GIVEN REQUEST:
Count the lines in the entries below that include the word "heading". Give nothing but the number.
═════ DATA IN THIS EXERCISE ═════
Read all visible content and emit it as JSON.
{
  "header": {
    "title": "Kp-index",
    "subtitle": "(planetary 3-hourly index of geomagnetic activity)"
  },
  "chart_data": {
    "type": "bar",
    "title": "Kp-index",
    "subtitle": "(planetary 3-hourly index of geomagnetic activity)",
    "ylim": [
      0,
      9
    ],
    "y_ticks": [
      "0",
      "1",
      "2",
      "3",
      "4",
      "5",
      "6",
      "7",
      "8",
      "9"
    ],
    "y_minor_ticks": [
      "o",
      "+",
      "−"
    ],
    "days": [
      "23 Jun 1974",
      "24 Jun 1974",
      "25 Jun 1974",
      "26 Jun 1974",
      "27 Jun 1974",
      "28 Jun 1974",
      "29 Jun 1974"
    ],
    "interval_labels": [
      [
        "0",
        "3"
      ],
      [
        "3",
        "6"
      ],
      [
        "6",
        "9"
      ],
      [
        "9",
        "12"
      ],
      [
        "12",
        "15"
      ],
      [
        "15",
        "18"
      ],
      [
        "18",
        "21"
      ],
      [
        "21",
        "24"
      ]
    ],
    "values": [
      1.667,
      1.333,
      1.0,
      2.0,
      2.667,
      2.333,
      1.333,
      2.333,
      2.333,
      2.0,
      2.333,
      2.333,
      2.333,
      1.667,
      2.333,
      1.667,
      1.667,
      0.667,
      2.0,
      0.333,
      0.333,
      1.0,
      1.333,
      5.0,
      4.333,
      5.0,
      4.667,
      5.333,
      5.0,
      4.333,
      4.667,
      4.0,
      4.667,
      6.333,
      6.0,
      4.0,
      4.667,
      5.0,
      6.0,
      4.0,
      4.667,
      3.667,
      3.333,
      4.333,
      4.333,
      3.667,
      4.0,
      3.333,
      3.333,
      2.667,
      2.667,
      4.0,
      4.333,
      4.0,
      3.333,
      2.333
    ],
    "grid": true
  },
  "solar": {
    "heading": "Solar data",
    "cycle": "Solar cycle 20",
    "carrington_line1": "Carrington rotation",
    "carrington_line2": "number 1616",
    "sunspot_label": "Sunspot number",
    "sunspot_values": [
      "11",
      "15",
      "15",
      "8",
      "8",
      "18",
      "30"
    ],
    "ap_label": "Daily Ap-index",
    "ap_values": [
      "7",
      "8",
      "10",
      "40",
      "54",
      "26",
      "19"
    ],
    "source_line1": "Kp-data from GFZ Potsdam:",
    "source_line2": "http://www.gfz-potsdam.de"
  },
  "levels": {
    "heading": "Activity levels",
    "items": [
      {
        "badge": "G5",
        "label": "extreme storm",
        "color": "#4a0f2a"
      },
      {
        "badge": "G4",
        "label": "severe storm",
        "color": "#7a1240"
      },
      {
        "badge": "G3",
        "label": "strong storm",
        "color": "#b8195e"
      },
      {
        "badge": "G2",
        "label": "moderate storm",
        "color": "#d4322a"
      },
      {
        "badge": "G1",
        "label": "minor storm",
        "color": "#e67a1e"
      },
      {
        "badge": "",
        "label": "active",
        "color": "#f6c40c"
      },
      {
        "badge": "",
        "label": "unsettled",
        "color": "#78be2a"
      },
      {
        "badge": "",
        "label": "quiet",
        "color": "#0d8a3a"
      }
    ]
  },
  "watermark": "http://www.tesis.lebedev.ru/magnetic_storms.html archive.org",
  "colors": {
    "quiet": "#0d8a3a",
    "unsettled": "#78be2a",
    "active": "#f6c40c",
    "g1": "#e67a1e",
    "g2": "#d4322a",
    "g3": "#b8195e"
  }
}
═════
EXERCISE OUTPUT:
2